» **Exercise**: Locate and copy all lines bearing the word "ylabel".

━━━━━ Listed records ━━━━━

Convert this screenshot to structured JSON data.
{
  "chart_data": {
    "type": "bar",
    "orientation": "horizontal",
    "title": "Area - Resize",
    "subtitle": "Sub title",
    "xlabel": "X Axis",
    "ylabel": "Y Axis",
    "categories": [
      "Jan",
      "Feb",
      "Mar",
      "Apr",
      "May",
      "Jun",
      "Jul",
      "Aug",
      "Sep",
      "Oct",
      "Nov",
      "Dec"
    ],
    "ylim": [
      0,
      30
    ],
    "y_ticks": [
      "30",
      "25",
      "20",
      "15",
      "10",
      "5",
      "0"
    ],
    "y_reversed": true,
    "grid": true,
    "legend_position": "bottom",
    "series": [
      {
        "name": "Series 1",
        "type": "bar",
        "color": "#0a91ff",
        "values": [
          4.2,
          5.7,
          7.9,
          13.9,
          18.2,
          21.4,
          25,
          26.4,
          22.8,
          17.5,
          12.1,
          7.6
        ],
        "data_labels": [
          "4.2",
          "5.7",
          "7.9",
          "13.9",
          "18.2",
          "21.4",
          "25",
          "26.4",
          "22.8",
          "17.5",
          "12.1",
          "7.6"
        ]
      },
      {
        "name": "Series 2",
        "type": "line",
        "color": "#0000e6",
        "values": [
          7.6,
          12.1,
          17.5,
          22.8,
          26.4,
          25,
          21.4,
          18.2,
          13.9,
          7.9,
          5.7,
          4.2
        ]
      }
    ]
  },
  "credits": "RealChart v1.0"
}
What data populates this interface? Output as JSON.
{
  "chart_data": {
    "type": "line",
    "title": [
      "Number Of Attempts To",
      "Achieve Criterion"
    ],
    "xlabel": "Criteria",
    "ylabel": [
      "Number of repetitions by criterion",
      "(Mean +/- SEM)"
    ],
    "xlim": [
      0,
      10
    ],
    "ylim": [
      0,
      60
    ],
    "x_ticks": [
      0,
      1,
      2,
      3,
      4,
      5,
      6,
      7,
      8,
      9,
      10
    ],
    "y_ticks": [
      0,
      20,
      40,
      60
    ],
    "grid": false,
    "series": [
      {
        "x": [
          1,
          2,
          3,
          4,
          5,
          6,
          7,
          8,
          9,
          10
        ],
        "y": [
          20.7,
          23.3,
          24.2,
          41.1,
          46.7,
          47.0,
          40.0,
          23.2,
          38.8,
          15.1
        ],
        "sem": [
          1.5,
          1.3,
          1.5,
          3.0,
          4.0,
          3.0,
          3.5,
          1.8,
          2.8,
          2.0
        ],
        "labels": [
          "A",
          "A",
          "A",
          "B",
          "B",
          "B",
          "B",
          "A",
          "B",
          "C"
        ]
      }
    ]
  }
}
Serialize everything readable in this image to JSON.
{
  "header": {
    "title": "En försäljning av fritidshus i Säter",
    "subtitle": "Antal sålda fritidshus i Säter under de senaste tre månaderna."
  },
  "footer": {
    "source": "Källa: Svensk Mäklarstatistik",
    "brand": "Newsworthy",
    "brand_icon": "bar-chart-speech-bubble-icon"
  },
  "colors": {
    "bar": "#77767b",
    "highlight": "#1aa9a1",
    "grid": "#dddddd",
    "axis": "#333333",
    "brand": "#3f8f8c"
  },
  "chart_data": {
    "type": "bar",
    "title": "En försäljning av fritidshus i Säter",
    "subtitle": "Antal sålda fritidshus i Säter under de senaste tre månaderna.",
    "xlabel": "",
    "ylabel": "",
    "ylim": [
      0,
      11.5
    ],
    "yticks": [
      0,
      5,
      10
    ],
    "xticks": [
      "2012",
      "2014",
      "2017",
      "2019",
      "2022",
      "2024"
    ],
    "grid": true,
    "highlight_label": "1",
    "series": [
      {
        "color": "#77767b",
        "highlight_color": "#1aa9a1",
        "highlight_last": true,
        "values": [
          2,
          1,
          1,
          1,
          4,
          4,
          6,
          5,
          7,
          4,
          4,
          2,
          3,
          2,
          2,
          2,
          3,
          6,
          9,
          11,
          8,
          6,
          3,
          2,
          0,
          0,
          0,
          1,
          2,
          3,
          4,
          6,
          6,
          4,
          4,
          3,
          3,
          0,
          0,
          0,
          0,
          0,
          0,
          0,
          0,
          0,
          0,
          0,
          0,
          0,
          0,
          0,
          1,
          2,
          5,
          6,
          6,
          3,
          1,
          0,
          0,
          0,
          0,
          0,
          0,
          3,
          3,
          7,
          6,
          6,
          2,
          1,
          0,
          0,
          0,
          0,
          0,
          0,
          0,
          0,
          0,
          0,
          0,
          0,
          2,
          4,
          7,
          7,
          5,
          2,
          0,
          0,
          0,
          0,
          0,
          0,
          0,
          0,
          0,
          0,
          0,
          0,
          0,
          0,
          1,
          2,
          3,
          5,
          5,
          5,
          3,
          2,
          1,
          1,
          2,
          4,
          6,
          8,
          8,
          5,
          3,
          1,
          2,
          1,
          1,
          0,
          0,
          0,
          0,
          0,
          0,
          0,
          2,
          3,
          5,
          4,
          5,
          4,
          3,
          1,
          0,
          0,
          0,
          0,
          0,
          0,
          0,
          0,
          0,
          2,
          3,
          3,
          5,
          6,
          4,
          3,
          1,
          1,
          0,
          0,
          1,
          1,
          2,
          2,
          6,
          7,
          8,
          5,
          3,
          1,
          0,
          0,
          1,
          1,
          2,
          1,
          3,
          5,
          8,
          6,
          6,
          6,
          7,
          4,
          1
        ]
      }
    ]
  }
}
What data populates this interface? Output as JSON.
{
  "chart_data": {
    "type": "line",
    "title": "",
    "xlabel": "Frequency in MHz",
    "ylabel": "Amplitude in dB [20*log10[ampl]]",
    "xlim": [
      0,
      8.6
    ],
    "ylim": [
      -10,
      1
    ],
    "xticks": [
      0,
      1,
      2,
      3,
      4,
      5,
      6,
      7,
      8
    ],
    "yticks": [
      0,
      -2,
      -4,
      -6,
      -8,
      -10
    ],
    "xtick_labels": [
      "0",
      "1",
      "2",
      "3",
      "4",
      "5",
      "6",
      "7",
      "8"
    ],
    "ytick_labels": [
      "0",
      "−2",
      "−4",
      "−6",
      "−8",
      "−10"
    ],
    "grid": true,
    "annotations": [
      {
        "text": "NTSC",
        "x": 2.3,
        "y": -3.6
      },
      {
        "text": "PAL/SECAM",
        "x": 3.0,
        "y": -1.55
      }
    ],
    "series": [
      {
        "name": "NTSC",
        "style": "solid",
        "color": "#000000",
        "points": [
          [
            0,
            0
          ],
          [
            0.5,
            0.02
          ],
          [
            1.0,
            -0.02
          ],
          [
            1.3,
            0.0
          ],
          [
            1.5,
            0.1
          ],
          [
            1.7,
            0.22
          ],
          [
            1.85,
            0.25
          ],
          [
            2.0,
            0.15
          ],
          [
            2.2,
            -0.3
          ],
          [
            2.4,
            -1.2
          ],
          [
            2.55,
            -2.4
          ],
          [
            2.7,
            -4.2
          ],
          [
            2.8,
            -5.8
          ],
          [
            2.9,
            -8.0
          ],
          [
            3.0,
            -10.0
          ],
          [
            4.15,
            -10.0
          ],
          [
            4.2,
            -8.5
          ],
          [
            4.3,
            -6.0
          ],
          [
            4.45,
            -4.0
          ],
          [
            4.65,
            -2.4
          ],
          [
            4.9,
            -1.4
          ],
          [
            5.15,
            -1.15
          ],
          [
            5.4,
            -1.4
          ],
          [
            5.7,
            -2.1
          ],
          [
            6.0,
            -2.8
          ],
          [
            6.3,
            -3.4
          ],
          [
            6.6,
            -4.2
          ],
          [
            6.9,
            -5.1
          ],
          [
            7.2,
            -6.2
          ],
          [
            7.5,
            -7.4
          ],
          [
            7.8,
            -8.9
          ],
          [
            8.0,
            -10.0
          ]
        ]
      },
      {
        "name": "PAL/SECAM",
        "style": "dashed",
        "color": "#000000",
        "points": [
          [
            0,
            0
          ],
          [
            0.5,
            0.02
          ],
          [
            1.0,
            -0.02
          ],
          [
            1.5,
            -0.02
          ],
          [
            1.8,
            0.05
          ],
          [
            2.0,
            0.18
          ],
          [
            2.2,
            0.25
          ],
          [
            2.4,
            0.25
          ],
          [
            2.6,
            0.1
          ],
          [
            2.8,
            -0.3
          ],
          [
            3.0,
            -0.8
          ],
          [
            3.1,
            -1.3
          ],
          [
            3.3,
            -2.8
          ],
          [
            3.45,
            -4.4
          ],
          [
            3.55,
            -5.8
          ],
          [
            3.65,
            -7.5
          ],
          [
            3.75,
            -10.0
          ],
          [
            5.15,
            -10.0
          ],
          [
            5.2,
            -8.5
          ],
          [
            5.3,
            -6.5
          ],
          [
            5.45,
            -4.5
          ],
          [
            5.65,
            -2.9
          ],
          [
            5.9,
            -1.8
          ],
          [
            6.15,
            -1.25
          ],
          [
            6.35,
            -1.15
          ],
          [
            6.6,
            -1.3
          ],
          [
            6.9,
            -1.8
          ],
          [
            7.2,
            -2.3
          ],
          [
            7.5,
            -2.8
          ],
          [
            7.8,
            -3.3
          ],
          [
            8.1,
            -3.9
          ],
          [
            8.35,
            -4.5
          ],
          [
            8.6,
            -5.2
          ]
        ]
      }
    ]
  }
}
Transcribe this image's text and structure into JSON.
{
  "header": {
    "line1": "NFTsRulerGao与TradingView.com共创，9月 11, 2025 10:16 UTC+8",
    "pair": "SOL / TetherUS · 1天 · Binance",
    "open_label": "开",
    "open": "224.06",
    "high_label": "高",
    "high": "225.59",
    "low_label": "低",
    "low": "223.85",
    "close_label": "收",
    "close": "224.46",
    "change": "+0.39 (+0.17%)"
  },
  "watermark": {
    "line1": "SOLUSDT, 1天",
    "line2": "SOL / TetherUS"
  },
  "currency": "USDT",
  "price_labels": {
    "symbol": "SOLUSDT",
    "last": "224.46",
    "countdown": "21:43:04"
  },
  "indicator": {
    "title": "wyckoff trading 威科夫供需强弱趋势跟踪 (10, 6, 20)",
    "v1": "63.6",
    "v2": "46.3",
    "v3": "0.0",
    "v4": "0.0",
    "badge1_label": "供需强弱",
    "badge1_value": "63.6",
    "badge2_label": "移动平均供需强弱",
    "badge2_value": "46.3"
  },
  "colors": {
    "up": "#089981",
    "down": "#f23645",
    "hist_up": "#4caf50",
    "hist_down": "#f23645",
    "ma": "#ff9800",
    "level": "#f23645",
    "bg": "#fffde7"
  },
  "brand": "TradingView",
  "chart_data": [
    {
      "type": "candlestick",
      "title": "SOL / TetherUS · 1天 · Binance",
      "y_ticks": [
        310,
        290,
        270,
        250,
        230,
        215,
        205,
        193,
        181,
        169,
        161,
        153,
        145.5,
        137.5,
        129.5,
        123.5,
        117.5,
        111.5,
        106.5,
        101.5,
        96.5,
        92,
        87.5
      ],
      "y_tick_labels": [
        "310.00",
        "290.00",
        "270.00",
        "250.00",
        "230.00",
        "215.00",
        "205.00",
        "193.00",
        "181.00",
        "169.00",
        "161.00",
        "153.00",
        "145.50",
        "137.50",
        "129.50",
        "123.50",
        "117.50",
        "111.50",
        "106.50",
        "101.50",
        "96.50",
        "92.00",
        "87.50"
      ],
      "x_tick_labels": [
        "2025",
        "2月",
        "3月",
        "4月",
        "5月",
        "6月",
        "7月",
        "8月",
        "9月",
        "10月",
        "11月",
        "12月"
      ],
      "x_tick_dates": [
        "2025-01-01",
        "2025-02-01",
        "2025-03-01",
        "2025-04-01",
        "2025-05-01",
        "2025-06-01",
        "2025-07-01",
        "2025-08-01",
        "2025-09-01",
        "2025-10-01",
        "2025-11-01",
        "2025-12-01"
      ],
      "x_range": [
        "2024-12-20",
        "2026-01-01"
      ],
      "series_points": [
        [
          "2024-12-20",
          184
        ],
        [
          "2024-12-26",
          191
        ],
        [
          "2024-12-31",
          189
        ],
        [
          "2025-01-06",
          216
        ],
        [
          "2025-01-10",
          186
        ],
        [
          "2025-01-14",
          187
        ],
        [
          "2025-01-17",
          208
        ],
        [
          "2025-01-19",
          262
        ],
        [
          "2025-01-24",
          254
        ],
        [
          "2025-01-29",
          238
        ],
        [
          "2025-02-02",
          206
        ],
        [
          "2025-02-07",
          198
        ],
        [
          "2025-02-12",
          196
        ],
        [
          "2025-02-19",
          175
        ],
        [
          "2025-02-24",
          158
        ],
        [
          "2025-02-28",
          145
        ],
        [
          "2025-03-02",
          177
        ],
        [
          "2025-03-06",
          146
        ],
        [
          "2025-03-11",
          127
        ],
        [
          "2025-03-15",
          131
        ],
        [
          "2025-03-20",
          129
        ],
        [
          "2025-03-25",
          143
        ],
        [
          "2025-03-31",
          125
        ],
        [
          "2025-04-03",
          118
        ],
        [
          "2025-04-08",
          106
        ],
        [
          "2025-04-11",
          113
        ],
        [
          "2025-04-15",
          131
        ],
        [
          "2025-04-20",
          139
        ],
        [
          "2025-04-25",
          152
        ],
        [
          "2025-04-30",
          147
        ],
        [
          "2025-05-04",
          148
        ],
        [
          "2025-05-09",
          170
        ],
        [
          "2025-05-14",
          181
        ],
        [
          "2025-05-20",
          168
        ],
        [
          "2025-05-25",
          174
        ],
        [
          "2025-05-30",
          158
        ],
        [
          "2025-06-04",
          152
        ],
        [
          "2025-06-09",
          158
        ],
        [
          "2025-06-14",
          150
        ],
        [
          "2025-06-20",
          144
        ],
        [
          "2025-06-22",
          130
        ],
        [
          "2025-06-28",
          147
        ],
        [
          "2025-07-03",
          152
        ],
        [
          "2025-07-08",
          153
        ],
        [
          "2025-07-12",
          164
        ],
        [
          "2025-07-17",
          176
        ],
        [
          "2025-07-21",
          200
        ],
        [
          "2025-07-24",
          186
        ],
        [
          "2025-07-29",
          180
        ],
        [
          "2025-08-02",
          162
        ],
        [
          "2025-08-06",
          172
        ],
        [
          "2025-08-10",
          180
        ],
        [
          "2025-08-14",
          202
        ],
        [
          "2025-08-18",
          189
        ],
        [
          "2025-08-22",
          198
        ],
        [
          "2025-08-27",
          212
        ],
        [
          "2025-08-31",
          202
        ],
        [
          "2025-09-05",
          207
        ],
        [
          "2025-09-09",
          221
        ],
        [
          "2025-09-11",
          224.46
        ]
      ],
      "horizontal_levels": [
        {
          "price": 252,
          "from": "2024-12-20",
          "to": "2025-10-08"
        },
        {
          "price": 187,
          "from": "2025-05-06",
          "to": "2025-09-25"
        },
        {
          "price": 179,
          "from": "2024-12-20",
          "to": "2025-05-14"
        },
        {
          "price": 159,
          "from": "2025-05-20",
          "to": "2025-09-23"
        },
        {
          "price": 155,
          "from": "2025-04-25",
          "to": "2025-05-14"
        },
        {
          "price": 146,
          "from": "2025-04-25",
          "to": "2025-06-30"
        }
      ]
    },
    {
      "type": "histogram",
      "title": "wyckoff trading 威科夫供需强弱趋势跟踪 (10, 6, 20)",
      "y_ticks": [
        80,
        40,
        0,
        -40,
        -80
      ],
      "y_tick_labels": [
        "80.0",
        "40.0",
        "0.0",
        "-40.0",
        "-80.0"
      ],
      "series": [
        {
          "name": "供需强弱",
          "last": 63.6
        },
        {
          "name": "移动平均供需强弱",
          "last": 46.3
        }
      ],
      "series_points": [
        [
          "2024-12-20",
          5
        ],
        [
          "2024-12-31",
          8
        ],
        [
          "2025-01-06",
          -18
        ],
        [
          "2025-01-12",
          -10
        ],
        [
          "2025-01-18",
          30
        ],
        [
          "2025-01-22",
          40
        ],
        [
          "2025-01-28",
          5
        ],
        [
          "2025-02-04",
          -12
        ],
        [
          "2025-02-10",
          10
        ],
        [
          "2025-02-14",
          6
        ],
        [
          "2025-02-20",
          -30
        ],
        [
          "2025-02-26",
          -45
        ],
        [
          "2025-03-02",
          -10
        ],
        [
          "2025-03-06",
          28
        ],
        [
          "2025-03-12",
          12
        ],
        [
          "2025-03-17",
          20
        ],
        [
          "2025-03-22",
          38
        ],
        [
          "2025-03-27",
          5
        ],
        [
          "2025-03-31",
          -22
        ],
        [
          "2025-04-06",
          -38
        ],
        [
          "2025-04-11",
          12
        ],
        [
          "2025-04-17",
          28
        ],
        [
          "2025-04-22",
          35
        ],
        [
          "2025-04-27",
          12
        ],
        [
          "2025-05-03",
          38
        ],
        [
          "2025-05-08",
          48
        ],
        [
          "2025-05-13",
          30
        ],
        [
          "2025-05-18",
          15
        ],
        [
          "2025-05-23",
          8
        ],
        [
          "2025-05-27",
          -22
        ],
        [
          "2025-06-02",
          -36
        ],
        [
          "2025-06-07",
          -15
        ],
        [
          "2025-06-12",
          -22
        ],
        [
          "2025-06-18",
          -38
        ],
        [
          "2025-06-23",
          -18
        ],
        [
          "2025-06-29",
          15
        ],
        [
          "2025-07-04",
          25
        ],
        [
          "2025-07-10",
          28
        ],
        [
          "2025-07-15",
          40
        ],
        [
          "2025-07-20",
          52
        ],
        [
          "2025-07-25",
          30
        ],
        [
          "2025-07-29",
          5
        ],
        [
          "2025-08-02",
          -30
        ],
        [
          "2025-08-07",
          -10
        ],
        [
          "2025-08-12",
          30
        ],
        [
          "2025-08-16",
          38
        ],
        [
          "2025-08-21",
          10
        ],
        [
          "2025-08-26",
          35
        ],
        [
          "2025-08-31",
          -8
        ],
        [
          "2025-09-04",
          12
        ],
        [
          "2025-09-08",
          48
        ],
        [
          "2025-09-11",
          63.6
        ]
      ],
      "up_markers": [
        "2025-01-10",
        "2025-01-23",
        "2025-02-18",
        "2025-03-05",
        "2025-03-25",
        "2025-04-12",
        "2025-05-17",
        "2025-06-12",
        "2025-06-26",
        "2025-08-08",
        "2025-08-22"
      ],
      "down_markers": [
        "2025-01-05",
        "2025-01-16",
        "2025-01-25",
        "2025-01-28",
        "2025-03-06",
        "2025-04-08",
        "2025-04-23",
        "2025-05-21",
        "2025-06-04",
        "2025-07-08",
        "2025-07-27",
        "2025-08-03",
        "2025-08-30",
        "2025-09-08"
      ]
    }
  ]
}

━━━━━

» **Result of this exercise**:
    "ylabel": "Y Axis",
    "ylabel": [
    "ylabel": "",
    "ylabel": "Amplitude in dB [20*log10[ampl]]",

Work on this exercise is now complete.